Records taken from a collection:
□ □ □ □

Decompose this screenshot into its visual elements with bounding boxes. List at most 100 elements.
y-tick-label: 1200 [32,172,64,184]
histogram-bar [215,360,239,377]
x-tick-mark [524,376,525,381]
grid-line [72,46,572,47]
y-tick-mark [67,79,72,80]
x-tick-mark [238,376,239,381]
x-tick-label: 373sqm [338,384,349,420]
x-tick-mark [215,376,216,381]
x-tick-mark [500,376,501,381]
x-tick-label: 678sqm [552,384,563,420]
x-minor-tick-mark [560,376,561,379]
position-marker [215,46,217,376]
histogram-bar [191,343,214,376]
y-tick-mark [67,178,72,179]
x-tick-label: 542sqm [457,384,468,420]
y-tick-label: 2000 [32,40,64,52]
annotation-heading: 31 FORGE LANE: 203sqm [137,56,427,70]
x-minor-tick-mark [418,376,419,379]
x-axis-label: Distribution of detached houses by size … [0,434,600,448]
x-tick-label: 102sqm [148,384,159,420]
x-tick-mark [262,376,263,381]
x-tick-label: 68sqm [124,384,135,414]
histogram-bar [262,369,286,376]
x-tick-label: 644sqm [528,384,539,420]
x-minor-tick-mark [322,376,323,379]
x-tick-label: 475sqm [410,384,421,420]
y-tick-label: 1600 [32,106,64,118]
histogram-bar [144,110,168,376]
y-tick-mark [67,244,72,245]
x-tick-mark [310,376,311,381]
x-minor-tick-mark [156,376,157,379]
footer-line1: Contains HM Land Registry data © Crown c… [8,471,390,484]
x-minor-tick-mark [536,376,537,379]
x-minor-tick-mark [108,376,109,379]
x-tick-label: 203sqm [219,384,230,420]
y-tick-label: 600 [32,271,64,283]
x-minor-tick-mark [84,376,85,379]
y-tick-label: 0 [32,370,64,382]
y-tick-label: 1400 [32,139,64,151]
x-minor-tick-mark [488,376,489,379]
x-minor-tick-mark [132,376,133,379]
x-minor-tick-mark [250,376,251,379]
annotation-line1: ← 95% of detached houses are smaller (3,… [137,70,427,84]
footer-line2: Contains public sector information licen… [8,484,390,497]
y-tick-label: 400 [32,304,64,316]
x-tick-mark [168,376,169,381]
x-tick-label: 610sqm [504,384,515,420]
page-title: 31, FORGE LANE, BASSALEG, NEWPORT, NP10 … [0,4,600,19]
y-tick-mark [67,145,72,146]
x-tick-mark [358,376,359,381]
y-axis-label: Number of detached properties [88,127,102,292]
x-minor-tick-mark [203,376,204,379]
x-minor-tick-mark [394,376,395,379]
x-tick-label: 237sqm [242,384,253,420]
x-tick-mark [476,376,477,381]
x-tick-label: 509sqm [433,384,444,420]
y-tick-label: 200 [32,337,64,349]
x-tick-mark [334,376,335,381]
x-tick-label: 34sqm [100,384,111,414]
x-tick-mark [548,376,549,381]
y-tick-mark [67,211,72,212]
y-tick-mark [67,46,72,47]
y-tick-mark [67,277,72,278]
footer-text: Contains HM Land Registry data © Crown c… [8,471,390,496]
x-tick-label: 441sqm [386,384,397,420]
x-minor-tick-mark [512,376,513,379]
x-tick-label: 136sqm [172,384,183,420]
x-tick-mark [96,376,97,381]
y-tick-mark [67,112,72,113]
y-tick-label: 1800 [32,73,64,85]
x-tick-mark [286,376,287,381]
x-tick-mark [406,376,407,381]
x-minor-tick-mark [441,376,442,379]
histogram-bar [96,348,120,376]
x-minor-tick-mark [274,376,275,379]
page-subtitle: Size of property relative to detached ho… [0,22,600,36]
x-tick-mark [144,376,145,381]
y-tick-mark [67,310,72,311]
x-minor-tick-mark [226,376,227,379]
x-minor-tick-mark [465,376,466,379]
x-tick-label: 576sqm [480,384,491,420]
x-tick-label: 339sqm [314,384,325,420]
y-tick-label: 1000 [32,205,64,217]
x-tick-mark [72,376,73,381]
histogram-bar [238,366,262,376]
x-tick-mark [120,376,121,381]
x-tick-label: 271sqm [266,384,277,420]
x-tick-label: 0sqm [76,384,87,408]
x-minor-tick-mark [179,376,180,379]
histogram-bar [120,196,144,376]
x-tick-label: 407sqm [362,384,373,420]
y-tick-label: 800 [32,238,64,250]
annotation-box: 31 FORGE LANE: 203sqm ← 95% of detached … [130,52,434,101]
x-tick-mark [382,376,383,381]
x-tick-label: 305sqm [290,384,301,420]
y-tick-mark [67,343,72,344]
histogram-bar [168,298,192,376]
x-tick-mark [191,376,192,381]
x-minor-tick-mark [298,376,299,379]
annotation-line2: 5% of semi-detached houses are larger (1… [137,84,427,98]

□ □ □ □

PROBLEM => Retype the records word for word, from their first line through the line holding "x-tick-label: 102sqm [148,384,159,420]", with both ends included.

FULL ANSWER =>
Decompose this screenshot into its visual elements with bounding boxes. List at most 100 elements.
y-tick-label: 1200 [32,172,64,184]
histogram-bar [215,360,239,377]
x-tick-mark [524,376,525,381]
grid-line [72,46,572,47]
y-tick-mark [67,79,72,80]
x-tick-mark [238,376,239,381]
x-tick-label: 373sqm [338,384,349,420]
x-tick-mark [215,376,216,381]
x-tick-mark [500,376,501,381]
x-tick-label: 678sqm [552,384,563,420]
x-minor-tick-mark [560,376,561,379]
position-marker [215,46,217,376]
histogram-bar [191,343,214,376]
y-tick-mark [67,178,72,179]
x-tick-label: 542sqm [457,384,468,420]
y-tick-label: 2000 [32,40,64,52]
annotation-heading: 31 FORGE LANE: 203sqm [137,56,427,70]
x-minor-tick-mark [418,376,419,379]
x-axis-label: Distribution of detached houses by size … [0,434,600,448]
x-tick-label: 102sqm [148,384,159,420]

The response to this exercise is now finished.